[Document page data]
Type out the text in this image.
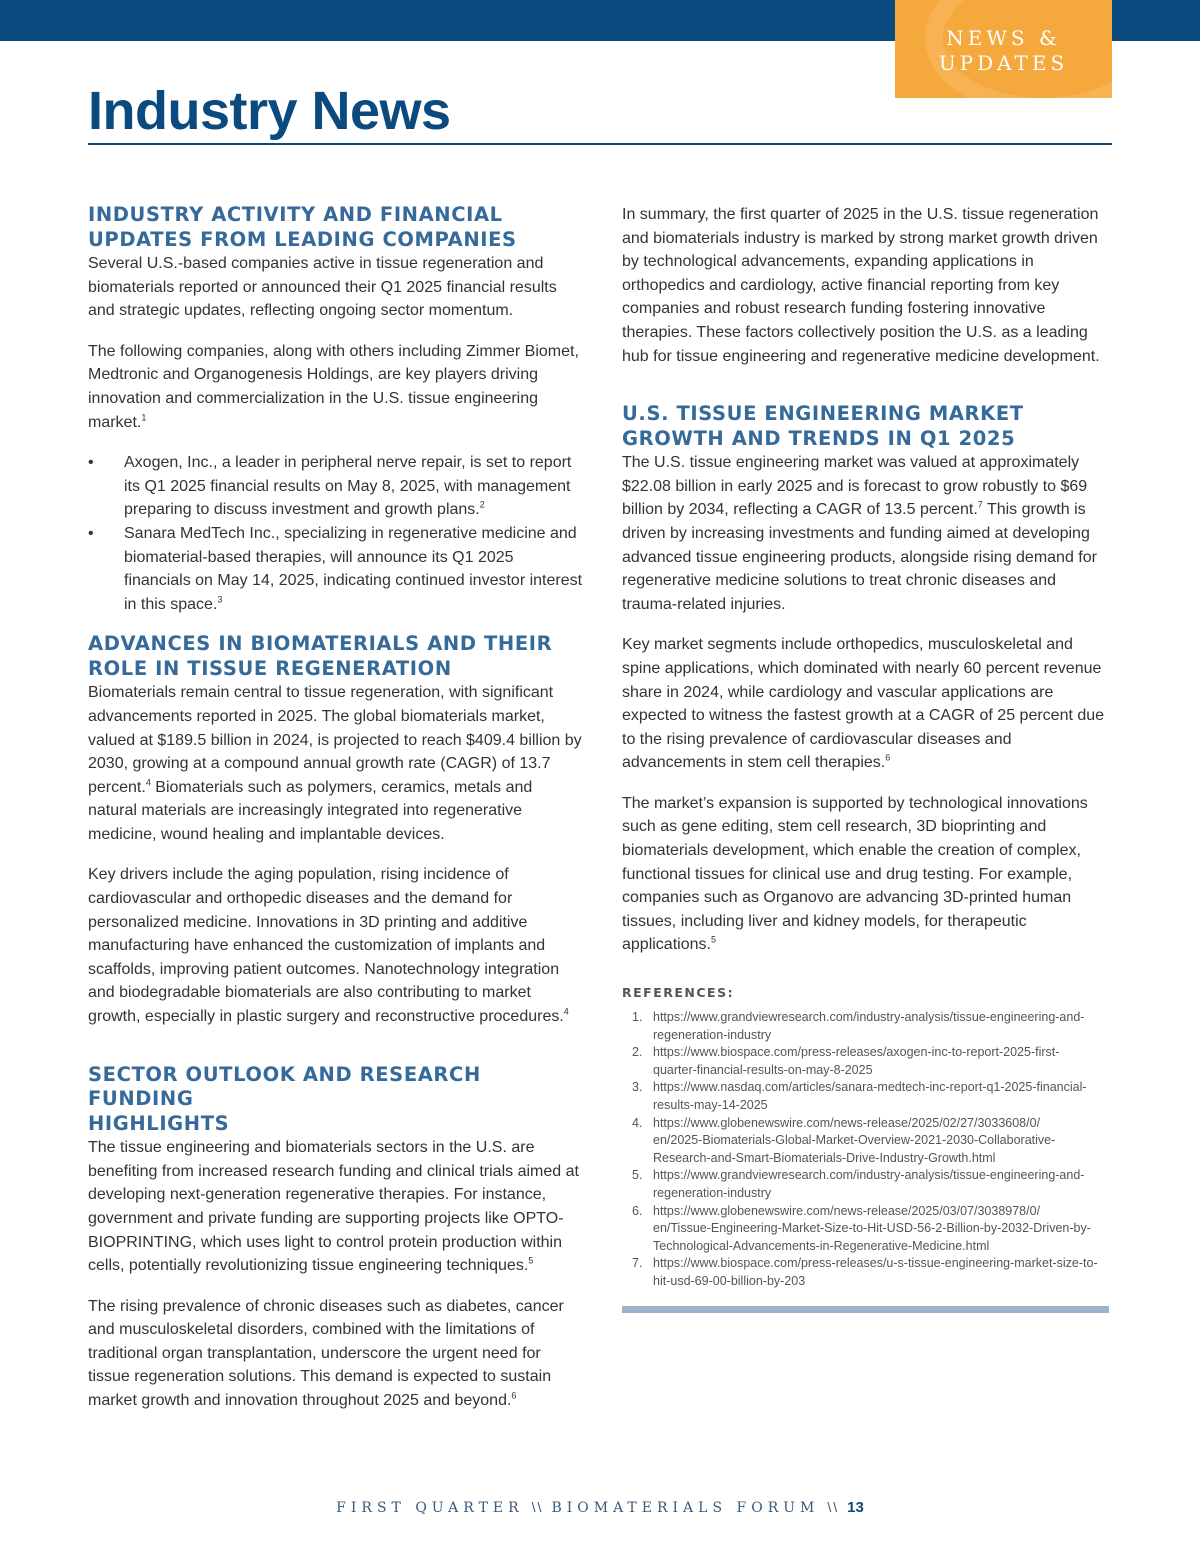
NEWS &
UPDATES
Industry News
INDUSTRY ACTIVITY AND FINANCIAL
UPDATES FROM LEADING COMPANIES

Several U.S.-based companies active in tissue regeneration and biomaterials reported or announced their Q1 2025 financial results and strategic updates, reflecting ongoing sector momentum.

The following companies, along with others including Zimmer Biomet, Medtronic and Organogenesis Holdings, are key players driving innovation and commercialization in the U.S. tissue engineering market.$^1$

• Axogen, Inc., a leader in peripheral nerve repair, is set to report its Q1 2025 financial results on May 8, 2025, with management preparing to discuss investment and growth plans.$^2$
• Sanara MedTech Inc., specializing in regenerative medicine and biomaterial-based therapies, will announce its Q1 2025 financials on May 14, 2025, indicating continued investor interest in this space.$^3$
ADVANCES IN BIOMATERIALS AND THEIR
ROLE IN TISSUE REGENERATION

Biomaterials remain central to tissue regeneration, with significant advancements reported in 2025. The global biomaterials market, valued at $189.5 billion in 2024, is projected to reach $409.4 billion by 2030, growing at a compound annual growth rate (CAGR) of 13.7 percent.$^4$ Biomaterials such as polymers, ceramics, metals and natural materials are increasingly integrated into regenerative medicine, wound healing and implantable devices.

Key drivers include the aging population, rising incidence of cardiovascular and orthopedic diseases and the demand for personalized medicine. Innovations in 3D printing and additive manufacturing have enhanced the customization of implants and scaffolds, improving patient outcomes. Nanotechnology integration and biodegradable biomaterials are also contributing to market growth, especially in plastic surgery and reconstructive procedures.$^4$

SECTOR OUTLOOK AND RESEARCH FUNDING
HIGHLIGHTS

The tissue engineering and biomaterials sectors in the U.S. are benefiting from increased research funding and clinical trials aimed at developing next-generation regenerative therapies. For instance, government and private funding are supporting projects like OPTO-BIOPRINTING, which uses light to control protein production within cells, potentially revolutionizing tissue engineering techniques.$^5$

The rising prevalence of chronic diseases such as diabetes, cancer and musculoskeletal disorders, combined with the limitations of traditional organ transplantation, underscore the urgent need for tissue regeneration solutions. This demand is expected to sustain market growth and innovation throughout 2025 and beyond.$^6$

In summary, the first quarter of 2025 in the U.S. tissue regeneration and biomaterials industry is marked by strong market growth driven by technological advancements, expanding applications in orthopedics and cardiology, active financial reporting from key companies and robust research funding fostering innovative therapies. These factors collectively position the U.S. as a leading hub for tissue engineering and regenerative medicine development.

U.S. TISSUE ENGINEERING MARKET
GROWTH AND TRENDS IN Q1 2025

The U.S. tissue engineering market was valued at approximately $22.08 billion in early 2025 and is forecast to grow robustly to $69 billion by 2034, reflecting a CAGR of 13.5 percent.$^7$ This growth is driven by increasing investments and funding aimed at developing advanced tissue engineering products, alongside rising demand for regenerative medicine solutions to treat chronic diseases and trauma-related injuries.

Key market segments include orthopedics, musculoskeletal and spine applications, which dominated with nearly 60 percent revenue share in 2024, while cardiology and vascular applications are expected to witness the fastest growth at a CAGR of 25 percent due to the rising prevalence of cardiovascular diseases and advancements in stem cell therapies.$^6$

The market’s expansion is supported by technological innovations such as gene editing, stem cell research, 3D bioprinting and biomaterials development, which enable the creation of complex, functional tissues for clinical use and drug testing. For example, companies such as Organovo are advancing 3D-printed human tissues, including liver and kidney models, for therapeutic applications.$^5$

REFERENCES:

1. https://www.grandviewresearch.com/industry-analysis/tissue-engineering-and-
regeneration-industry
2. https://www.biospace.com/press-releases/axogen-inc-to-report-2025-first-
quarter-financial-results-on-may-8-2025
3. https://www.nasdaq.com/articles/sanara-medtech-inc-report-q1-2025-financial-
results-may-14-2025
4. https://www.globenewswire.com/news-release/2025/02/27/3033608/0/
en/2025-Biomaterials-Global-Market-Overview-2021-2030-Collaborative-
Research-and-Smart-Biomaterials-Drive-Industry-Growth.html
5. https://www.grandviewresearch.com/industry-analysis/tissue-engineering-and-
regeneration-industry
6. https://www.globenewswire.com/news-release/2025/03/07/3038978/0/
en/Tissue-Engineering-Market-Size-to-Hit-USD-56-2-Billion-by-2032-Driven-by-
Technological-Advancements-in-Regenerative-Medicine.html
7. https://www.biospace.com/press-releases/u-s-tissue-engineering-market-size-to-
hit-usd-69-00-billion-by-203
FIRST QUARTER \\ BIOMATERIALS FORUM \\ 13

TASK TO CARRY OUT> Would you output each entry exactly and leave the pictures behind?

WRITTEN SOLUTION>
Type out the text in this image.
NEWS &
UPDATES
Industry News
INDUSTRY ACTIVITY AND FINANCIAL
UPDATES FROM LEADING COMPANIES

Several U.S.-based companies active in tissue regeneration and biomaterials reported or announced their Q1 2025 financial results and strategic updates, reflecting ongoing sector momentum.

The following companies, along with others including Zimmer Biomet, Medtronic and Organogenesis Holdings, are key players driving innovation and commercialization in the U.S. tissue engineering market.$^1$

• Axogen, Inc., a leader in peripheral nerve repair, is set to report its Q1 2025 financial results on May 8, 2025, with management preparing to discuss investment and growth plans.$^2$
• Sanara MedTech Inc., specializing in regenerative medicine and biomaterial-based therapies, will announce its Q1 2025 financials on May 14, 2025, indicating continued investor interest in this space.$^3$
ADVANCES IN BIOMATERIALS AND THEIR
ROLE IN TISSUE REGENERATION

Biomaterials remain central to tissue regeneration, with significant advancements reported in 2025. The global biomaterials market, valued at $189.5 billion in 2024, is projected to reach $409.4 billion by 2030, growing at a compound annual growth rate (CAGR) of 13.7 percent.$^4$ Biomaterials such as polymers, ceramics, metals and natural materials are increasingly integrated into regenerative medicine, wound healing and implantable devices.

Key drivers include the aging population, rising incidence of cardiovascular and orthopedic diseases and the demand for personalized medicine. Innovations in 3D printing and additive manufacturing have enhanced the customization of implants and scaffolds, improving patient outcomes. Nanotechnology integration and biodegradable biomaterials are also contributing to market growth, especially in plastic surgery and reconstructive procedures.$^4$

SECTOR OUTLOOK AND RESEARCH FUNDING
HIGHLIGHTS

The tissue engineering and biomaterials sectors in the U.S. are benefiting from increased research funding and clinical trials aimed at developing next-generation regenerative therapies. For instance, government and private funding are supporting projects like OPTO-BIOPRINTING, which uses light to control protein production within cells, potentially revolutionizing tissue engineering techniques.$^5$

The rising prevalence of chronic diseases such as diabetes, cancer and musculoskeletal disorders, combined with the limitations of traditional organ transplantation, underscore the urgent need for tissue regeneration solutions. This demand is expected to sustain market growth and innovation throughout 2025 and beyond.$^6$

In summary, the first quarter of 2025 in the U.S. tissue regeneration and biomaterials industry is marked by strong market growth driven by technological advancements, expanding applications in orthopedics and cardiology, active financial reporting from key companies and robust research funding fostering innovative therapies. These factors collectively position the U.S. as a leading hub for tissue engineering and regenerative medicine development.

U.S. TISSUE ENGINEERING MARKET
GROWTH AND TRENDS IN Q1 2025

The U.S. tissue engineering market was valued at approximately $22.08 billion in early 2025 and is forecast to grow robustly to $69 billion by 2034, reflecting a CAGR of 13.5 percent.$^7$ This growth is driven by increasing investments and funding aimed at developing advanced tissue engineering products, alongside rising demand for regenerative medicine solutions to treat chronic diseases and trauma-related injuries.

Key market segments include orthopedics, musculoskeletal and spine applications, which dominated with nearly 60 percent revenue share in 2024, while cardiology and vascular applications are expected to witness the fastest growth at a CAGR of 25 percent due to the rising prevalence of cardiovascular diseases and advancements in stem cell therapies.$^6$

The market’s expansion is supported by technological innovations such as gene editing, stem cell research, 3D bioprinting and biomaterials development, which enable the creation of complex, functional tissues for clinical use and drug testing. For example, companies such as Organovo are advancing 3D-printed human tissues, including liver and kidney models, for therapeutic applications.$^5$

REFERENCES:

1. https://www.grandviewresearch.com/industry-analysis/tissue-engineering-and-
regeneration-industry
2. https://www.biospace.com/press-releases/axogen-inc-to-report-2025-first-
quarter-financial-results-on-may-8-2025
3. https://www.nasdaq.com/articles/sanara-medtech-inc-report-q1-2025-financial-
results-may-14-2025
4. https://www.globenewswire.com/news-release/2025/02/27/3033608/0/
en/2025-Biomaterials-Global-Market-Overview-2021-2030-Collaborative-
Research-and-Smart-Biomaterials-Drive-Industry-Growth.html
5. https://www.grandviewresearch.com/industry-analysis/tissue-engineering-and-
regeneration-industry
6. https://www.globenewswire.com/news-release/2025/03/07/3038978/0/
en/Tissue-Engineering-Market-Size-to-Hit-USD-56-2-Billion-by-2032-Driven-by-
Technological-Advancements-in-Regenerative-Medicine.html
7. https://www.biospace.com/press-releases/u-s-tissue-engineering-market-size-to-
hit-usd-69-00-billion-by-203
FIRST QUARTER \\ BIOMATERIALS FORUM \\ 13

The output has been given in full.